» **BRIEF**:
Check each line of the entries below for the string "stage"; copy every line where it appears.

» **DATASET EXTRACT**:

----

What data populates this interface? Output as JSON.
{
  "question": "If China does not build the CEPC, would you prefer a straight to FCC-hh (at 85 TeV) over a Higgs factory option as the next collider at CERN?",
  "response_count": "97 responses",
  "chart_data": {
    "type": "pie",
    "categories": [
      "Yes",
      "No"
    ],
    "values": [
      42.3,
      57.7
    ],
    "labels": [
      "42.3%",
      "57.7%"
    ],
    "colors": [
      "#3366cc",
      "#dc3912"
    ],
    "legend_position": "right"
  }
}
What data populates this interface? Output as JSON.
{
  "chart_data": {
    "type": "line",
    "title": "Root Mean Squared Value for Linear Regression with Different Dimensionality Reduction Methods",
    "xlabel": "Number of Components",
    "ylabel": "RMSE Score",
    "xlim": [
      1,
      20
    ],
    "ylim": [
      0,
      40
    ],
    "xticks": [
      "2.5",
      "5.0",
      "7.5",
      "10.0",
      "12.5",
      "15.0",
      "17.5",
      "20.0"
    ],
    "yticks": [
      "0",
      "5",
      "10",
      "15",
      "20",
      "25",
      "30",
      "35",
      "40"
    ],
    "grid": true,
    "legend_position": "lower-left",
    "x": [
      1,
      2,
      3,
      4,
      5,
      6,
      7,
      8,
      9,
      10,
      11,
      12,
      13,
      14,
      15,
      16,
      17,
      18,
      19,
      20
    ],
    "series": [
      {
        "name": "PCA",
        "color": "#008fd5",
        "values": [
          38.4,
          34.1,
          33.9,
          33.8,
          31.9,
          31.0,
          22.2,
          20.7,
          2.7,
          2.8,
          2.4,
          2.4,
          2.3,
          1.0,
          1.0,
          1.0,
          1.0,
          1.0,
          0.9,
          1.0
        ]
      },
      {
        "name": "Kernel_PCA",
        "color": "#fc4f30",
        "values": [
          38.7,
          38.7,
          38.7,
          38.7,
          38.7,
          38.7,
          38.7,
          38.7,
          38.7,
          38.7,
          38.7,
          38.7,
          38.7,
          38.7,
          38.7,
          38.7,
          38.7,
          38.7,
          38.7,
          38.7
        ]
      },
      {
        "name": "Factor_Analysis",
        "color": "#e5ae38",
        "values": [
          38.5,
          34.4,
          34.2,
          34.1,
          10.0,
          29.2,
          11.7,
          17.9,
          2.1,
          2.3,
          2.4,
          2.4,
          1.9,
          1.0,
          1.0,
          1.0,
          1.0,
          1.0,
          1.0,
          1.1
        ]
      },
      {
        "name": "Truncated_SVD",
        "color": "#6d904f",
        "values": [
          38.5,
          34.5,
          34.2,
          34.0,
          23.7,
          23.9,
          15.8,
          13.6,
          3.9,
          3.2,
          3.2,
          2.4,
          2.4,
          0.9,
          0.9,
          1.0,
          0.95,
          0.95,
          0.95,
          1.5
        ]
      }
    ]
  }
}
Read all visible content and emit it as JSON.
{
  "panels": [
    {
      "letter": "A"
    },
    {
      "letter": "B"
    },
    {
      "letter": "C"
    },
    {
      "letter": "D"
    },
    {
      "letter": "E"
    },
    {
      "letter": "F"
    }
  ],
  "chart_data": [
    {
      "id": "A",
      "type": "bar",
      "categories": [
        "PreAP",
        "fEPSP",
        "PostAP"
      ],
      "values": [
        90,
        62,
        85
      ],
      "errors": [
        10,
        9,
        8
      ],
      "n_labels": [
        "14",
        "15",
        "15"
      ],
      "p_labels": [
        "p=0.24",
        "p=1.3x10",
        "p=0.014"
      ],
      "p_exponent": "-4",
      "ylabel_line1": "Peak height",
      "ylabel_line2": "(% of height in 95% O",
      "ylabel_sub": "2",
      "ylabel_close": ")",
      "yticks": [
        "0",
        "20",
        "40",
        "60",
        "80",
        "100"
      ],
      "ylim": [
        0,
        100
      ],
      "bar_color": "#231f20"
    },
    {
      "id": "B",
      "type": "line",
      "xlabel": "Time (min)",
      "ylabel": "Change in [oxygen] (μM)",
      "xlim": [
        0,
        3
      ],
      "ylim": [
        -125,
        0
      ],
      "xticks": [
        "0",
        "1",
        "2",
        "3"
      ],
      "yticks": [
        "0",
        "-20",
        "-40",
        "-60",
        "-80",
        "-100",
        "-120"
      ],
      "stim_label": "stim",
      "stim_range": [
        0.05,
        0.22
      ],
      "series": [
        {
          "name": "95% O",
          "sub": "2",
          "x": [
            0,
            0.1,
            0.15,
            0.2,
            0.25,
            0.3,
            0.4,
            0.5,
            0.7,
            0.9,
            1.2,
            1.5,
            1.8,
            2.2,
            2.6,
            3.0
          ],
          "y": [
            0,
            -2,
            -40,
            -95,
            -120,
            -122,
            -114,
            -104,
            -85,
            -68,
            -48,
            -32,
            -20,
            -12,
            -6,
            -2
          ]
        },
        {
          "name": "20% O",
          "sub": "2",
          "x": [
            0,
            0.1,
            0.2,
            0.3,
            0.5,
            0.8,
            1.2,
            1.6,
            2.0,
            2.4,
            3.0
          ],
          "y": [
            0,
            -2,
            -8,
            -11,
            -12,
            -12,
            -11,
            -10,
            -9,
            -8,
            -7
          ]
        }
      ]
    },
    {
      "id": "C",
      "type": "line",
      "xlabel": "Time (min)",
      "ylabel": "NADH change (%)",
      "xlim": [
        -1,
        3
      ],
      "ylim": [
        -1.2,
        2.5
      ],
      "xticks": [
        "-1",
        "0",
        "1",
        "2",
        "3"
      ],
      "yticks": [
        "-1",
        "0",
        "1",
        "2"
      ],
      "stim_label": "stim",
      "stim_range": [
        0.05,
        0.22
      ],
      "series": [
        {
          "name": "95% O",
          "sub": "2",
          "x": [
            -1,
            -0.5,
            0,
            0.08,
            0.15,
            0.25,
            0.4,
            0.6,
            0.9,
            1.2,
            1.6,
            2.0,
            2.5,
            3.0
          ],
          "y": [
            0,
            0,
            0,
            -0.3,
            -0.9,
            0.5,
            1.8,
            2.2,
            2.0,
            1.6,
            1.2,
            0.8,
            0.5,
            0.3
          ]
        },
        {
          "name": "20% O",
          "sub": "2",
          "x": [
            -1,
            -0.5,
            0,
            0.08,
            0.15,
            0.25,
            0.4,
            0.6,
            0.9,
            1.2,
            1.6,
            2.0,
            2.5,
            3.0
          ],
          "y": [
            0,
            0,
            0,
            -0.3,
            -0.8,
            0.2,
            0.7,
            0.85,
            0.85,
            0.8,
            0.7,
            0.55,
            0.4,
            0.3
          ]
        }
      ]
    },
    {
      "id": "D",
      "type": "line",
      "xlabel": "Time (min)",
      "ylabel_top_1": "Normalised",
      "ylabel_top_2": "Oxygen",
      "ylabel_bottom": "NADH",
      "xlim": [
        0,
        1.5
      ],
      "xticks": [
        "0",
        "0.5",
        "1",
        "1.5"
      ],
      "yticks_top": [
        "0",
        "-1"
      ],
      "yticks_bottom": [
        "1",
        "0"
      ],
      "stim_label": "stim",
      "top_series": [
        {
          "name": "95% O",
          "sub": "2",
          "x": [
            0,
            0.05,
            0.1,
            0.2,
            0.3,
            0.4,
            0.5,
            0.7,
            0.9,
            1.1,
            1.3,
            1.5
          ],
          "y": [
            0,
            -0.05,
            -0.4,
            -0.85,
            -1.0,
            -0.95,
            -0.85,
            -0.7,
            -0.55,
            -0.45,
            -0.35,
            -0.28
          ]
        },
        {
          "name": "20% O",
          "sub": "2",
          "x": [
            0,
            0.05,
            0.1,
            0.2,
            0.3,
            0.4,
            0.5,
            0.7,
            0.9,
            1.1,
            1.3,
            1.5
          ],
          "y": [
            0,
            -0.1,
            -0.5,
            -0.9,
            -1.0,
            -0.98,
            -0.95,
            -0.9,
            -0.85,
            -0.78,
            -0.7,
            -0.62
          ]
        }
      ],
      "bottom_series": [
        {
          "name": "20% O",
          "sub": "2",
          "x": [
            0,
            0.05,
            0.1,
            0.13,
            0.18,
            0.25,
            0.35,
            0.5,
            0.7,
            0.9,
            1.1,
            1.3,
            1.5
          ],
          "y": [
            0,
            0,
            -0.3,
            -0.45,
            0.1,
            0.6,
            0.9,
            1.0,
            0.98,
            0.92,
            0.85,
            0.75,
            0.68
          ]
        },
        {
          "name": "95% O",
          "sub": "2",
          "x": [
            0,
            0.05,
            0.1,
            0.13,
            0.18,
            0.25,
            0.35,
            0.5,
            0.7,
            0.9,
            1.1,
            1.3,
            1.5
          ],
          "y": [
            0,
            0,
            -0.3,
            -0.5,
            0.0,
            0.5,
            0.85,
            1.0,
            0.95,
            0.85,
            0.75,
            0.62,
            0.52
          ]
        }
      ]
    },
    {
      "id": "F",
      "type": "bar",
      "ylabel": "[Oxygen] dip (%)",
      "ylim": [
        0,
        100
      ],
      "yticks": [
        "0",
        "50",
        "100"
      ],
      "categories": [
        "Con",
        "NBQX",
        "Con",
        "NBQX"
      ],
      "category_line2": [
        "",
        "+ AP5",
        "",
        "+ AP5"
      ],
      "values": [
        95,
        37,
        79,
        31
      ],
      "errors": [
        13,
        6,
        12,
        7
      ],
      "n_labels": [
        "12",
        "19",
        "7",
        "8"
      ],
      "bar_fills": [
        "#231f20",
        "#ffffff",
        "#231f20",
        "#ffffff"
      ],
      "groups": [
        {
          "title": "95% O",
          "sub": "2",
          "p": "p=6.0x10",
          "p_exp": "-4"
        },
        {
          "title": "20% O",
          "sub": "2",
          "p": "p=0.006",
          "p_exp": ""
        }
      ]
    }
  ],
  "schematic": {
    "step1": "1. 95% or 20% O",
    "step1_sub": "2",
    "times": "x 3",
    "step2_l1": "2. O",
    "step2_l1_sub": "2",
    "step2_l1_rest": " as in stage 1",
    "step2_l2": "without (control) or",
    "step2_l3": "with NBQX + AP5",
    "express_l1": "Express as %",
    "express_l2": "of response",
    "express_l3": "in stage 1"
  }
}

----

» **OUTPUT OF THE EXERCISE**:
    "step2_l1_rest": " as in stage 1",
    "express_l3": "in stage 1"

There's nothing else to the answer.